====== Exercise materials

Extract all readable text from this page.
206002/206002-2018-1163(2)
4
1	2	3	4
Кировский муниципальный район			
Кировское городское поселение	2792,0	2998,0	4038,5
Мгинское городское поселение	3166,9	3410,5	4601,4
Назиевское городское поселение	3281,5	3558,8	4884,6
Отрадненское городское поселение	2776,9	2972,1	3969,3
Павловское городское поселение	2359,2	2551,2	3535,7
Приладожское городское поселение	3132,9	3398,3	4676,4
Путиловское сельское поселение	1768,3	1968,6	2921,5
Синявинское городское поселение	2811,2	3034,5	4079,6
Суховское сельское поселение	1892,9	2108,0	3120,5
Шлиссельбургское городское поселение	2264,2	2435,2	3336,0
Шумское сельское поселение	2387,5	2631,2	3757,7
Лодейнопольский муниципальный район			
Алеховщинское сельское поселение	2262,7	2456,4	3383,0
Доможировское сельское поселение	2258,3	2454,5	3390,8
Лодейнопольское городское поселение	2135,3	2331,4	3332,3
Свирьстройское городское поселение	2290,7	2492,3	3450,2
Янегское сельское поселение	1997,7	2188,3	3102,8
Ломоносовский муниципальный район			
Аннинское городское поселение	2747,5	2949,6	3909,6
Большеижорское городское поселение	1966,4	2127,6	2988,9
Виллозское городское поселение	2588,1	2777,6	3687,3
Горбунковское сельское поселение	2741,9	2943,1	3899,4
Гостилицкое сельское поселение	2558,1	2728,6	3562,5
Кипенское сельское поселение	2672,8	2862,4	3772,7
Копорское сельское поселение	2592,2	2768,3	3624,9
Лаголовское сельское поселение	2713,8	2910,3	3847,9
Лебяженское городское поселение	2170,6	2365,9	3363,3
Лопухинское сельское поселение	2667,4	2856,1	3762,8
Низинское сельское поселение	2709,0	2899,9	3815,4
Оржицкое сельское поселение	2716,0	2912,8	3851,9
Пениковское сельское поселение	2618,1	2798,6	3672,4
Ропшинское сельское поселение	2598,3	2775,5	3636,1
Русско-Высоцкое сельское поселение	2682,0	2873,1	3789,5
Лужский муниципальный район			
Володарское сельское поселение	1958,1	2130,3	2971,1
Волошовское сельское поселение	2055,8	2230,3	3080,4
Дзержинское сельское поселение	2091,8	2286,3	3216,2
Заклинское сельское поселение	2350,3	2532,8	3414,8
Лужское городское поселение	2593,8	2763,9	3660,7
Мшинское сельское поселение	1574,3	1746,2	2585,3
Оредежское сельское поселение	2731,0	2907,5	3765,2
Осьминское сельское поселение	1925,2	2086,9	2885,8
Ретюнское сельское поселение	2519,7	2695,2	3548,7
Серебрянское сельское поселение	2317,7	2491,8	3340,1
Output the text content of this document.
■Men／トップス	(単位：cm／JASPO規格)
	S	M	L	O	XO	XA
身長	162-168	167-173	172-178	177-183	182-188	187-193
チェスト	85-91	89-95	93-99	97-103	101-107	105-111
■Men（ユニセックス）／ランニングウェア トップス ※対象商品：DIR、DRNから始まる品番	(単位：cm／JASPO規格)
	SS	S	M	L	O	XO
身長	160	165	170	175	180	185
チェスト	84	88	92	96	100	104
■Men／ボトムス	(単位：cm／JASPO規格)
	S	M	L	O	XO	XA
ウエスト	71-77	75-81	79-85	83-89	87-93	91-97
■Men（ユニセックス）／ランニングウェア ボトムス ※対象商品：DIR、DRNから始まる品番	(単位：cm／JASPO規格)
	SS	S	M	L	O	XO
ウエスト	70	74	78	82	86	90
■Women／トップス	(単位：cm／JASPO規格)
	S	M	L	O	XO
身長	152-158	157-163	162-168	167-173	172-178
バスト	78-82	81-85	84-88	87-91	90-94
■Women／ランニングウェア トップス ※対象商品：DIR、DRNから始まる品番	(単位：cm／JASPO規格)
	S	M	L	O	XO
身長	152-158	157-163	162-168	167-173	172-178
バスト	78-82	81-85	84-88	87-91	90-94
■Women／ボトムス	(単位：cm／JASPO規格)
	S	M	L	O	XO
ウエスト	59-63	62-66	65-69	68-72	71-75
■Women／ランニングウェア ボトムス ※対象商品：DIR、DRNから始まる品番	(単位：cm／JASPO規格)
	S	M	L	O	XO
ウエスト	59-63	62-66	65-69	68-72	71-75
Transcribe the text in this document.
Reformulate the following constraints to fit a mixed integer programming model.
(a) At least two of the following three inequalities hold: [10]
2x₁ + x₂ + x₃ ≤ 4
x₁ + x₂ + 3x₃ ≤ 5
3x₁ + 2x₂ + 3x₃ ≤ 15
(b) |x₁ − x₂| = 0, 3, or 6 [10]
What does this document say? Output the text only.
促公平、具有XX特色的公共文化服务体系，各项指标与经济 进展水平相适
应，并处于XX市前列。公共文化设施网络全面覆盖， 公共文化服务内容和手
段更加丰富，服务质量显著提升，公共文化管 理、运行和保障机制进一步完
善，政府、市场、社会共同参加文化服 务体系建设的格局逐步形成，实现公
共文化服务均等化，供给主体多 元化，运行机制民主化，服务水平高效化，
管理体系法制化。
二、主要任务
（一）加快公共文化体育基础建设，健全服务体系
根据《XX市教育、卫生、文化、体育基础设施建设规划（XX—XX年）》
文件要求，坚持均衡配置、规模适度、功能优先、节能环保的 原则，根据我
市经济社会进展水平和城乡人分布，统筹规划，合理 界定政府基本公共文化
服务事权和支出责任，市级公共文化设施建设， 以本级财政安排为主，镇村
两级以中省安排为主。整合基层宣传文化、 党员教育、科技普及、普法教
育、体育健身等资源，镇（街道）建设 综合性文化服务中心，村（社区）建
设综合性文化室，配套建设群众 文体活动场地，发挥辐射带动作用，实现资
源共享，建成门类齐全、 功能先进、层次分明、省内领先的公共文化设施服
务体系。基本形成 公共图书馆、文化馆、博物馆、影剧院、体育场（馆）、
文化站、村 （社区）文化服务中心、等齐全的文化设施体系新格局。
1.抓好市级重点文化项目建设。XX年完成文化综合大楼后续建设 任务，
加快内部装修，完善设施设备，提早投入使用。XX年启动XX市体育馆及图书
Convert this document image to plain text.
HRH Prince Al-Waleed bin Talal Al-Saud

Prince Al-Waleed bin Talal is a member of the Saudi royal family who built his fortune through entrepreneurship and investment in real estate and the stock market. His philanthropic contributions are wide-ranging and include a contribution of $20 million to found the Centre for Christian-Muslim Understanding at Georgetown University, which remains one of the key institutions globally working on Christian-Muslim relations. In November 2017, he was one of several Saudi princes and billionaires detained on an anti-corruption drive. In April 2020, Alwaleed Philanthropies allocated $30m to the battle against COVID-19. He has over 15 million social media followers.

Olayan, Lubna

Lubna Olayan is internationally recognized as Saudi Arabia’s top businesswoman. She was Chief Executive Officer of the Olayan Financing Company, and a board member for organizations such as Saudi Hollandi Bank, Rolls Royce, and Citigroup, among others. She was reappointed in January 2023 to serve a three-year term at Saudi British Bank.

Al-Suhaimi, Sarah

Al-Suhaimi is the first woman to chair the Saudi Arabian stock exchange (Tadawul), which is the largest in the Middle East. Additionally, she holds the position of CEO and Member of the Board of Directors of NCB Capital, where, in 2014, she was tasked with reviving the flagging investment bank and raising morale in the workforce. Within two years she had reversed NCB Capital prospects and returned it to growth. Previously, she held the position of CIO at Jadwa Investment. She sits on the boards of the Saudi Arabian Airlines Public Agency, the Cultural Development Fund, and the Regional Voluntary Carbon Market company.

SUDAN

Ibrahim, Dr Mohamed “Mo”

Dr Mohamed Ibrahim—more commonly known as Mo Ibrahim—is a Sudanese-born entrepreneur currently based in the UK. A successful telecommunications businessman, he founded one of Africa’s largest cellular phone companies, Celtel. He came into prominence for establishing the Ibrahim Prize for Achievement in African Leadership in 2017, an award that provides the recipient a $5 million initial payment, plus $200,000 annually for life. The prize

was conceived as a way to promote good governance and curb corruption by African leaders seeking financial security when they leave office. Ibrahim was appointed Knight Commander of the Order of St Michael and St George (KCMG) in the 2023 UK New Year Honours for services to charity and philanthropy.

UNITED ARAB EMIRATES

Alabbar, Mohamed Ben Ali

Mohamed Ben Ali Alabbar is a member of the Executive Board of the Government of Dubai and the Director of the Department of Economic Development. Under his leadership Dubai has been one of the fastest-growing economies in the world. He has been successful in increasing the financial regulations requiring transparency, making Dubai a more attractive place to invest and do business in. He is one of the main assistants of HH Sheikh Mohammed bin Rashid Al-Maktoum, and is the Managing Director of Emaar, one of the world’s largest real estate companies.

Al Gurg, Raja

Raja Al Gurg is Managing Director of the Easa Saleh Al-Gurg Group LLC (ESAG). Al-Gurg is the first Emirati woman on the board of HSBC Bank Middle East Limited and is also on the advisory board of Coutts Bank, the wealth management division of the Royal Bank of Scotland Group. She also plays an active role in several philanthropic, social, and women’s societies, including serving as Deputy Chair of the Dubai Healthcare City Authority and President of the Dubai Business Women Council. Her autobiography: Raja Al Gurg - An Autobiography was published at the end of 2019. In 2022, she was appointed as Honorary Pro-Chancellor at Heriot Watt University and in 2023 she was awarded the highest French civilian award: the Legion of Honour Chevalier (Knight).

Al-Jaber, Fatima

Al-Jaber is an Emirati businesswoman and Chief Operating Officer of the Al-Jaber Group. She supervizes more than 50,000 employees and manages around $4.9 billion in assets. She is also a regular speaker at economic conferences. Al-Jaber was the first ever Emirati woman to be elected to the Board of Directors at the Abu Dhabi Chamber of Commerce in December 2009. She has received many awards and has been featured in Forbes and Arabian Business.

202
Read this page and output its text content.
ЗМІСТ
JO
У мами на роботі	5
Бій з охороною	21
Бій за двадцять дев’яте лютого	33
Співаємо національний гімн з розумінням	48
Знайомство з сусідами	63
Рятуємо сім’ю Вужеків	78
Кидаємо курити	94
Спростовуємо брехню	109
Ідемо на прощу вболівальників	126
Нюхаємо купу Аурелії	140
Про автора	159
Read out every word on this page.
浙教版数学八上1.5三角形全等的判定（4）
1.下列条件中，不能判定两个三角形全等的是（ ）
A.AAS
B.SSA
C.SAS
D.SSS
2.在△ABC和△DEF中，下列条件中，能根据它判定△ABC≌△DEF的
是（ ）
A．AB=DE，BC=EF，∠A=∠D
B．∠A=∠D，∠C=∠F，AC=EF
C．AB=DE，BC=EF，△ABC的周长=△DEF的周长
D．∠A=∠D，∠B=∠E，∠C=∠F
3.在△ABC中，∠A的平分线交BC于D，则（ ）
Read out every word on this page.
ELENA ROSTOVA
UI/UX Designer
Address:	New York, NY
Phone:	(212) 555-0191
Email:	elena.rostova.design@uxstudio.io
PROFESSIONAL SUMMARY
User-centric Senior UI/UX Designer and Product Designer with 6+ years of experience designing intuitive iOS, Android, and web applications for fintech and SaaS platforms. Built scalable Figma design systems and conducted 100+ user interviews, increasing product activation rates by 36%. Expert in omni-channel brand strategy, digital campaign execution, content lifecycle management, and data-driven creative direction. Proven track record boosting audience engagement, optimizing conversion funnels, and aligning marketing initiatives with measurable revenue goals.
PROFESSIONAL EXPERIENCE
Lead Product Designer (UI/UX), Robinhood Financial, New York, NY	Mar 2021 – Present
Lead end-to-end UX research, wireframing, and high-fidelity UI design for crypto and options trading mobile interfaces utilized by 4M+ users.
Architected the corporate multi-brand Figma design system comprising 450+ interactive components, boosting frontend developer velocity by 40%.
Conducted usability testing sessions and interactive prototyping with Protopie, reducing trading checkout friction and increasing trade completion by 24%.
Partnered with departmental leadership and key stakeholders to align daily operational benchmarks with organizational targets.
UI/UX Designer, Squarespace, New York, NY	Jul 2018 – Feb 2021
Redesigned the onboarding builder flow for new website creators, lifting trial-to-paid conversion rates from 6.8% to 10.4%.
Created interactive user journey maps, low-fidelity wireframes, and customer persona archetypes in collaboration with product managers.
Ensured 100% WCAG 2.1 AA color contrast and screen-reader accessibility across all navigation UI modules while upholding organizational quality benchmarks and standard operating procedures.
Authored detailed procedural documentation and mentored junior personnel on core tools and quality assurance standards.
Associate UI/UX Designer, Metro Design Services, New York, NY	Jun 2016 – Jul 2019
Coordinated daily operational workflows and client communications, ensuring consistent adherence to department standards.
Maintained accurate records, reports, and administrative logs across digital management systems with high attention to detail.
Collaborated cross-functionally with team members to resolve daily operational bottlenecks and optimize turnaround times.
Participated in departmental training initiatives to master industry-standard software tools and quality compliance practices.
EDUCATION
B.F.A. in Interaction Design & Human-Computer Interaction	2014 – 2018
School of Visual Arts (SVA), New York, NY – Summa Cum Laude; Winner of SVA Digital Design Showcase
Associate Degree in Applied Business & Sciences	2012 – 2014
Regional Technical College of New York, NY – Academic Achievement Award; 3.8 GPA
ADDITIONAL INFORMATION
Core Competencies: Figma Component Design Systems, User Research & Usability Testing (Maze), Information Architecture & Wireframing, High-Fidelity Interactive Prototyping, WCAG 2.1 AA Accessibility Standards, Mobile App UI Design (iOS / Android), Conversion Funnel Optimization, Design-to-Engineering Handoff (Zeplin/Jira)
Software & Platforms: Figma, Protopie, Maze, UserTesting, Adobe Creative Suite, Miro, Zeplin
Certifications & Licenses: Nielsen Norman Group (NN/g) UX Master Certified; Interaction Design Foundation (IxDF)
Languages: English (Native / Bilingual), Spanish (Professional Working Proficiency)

============

Task to carry out.
Each line that holds the word "departmental" is to be copied.

Complete output.
Partnered with departmental leadership and key stakeholders to align daily operational benchmarks with organizational targets.
Participated in departmental training initiatives to master industry-standard software tools and quality compliance practices.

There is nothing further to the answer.